[Aim]:
State how many lines of the entries below hold the word "RETURN"; reply with nothing but the number.

[Excerpted records]:
========

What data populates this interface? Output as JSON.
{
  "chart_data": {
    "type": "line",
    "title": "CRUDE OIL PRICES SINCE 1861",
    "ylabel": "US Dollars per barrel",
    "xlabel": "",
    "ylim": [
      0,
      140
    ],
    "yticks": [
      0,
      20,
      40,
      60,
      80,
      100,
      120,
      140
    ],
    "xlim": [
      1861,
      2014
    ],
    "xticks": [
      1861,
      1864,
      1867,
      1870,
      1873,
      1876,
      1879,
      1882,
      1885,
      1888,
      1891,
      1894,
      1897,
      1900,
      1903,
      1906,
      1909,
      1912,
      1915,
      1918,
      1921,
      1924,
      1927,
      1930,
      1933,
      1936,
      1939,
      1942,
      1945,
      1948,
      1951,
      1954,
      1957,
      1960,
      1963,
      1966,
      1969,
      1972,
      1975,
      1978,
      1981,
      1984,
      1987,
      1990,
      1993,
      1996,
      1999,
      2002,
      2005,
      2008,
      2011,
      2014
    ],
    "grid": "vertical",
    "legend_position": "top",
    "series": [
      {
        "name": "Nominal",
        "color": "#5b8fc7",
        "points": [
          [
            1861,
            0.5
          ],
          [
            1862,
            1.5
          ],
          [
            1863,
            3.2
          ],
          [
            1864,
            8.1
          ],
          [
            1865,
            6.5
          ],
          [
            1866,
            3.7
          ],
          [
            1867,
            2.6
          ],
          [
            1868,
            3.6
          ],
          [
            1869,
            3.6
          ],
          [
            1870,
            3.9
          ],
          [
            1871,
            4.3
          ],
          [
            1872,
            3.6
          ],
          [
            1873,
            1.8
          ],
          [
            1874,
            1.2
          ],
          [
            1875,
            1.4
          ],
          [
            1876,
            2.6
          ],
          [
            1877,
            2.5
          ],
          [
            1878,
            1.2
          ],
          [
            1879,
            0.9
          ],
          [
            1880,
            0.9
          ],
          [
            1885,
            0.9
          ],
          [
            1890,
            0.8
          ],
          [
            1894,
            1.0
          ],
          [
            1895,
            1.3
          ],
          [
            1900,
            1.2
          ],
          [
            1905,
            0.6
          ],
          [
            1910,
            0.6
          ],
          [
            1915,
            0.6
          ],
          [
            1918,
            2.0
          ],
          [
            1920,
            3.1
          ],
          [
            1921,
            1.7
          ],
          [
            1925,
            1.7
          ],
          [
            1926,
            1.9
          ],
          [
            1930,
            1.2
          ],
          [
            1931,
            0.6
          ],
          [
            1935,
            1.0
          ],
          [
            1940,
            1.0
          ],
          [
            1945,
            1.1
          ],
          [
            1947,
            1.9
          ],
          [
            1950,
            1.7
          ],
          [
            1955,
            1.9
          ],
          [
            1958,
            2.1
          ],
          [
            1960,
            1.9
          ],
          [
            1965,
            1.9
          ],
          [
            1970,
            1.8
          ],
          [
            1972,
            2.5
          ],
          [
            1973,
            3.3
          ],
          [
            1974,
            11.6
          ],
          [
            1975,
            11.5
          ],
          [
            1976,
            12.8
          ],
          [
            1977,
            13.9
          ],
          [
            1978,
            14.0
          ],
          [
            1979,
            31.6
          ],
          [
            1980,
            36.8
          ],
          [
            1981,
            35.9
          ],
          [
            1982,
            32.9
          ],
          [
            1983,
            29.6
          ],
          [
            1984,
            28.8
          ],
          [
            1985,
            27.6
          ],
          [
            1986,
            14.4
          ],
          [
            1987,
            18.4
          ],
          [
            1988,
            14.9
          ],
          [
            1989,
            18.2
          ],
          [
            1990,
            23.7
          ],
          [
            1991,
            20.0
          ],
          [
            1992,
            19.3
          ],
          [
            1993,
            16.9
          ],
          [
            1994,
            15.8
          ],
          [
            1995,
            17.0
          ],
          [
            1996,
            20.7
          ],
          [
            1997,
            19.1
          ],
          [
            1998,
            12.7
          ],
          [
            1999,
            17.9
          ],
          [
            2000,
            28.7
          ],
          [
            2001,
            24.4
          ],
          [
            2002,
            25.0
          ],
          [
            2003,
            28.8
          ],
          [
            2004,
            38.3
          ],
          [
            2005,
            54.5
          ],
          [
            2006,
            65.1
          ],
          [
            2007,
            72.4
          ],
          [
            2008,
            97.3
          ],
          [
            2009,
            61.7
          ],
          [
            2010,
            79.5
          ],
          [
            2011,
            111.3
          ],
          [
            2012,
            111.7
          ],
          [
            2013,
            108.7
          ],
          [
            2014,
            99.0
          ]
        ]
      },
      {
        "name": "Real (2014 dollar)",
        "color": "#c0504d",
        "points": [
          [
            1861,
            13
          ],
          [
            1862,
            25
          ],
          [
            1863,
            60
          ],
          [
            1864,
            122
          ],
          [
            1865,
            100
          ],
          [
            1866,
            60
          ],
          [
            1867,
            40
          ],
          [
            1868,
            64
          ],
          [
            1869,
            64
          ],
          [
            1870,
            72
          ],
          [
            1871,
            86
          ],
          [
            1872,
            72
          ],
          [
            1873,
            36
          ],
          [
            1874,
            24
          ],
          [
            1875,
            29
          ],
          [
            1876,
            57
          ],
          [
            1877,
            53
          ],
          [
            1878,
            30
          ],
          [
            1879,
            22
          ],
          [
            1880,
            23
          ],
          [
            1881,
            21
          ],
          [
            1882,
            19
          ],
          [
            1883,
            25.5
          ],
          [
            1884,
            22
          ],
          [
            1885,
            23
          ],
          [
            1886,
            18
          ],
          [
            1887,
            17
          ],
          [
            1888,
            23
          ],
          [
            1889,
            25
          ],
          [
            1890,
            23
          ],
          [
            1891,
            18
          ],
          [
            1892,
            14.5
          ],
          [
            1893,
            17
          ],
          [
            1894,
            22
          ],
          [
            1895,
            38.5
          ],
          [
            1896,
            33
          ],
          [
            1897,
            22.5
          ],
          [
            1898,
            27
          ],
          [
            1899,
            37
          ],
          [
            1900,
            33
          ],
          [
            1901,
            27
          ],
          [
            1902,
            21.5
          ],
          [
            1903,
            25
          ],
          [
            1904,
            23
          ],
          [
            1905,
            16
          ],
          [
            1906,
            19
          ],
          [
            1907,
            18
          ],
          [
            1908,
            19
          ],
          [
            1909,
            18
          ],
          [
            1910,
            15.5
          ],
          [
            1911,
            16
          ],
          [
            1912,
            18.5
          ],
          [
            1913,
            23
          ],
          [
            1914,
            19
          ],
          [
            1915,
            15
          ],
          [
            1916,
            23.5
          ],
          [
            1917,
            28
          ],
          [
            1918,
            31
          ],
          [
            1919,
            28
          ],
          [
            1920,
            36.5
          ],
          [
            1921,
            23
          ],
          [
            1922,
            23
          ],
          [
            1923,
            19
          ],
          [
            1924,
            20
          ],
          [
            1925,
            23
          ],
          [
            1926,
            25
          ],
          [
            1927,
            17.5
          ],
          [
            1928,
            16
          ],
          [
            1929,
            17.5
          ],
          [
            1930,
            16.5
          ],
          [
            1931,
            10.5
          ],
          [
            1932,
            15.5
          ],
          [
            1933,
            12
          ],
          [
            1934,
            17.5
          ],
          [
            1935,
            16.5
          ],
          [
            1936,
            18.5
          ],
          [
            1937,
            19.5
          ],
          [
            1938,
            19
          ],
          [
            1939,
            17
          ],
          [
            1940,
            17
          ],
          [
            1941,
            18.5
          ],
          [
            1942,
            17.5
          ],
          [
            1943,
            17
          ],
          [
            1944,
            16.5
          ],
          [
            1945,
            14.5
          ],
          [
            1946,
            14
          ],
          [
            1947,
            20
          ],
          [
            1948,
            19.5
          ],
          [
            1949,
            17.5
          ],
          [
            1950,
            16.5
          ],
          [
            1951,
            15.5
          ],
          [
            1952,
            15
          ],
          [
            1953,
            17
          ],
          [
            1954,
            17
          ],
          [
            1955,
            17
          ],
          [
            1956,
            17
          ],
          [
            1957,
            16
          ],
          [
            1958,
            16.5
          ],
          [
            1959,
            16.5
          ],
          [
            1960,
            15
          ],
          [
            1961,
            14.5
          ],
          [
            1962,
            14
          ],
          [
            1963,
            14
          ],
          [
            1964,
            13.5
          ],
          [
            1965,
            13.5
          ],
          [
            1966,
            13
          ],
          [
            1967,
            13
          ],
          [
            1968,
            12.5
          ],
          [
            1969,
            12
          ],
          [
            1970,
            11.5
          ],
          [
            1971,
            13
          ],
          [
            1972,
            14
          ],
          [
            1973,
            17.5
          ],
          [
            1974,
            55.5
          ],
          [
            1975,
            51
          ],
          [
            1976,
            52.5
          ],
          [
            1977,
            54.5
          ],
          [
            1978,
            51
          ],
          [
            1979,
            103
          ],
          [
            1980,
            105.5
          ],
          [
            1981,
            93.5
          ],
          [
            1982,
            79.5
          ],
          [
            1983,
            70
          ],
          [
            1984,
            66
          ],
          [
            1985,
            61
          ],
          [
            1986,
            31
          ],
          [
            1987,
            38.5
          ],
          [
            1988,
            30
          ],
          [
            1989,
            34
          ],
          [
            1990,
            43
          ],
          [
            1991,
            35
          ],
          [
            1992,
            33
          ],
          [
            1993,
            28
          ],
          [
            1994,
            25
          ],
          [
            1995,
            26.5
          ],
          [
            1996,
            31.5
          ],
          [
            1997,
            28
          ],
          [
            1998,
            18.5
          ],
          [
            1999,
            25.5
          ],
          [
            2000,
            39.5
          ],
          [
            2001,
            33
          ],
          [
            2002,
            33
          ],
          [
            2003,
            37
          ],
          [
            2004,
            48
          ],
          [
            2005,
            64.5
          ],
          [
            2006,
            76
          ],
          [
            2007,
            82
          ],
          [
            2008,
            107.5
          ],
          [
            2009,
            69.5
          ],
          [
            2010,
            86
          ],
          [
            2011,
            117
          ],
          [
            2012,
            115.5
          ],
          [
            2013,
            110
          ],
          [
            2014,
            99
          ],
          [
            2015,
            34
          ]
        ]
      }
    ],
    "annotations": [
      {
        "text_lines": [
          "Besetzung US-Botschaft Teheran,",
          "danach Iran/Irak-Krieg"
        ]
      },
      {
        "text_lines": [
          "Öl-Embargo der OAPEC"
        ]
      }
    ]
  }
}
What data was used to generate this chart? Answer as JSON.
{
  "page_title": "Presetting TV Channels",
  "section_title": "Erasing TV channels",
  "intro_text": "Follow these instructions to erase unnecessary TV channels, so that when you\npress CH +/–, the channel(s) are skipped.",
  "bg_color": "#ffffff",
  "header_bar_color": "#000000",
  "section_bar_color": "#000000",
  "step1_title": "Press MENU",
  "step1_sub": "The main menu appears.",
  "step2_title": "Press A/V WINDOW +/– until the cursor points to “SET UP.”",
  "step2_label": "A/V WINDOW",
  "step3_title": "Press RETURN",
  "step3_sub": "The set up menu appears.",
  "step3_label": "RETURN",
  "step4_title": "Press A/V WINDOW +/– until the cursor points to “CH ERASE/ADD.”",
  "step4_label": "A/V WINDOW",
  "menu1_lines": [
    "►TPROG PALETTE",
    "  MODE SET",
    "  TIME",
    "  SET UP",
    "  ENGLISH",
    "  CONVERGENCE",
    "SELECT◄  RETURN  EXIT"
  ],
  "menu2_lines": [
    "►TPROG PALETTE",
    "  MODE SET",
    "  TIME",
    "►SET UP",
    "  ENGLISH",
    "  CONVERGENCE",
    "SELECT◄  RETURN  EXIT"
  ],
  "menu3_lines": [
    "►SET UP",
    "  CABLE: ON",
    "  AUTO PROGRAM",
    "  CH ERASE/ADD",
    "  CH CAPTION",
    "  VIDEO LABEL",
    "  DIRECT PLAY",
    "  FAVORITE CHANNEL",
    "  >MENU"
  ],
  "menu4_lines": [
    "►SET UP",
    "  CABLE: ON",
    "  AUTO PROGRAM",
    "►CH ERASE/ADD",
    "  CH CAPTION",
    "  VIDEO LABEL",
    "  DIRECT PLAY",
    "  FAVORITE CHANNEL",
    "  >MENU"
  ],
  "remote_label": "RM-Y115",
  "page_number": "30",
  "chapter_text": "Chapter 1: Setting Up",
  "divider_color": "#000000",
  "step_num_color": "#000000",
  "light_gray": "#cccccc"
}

========

[Full response]:
4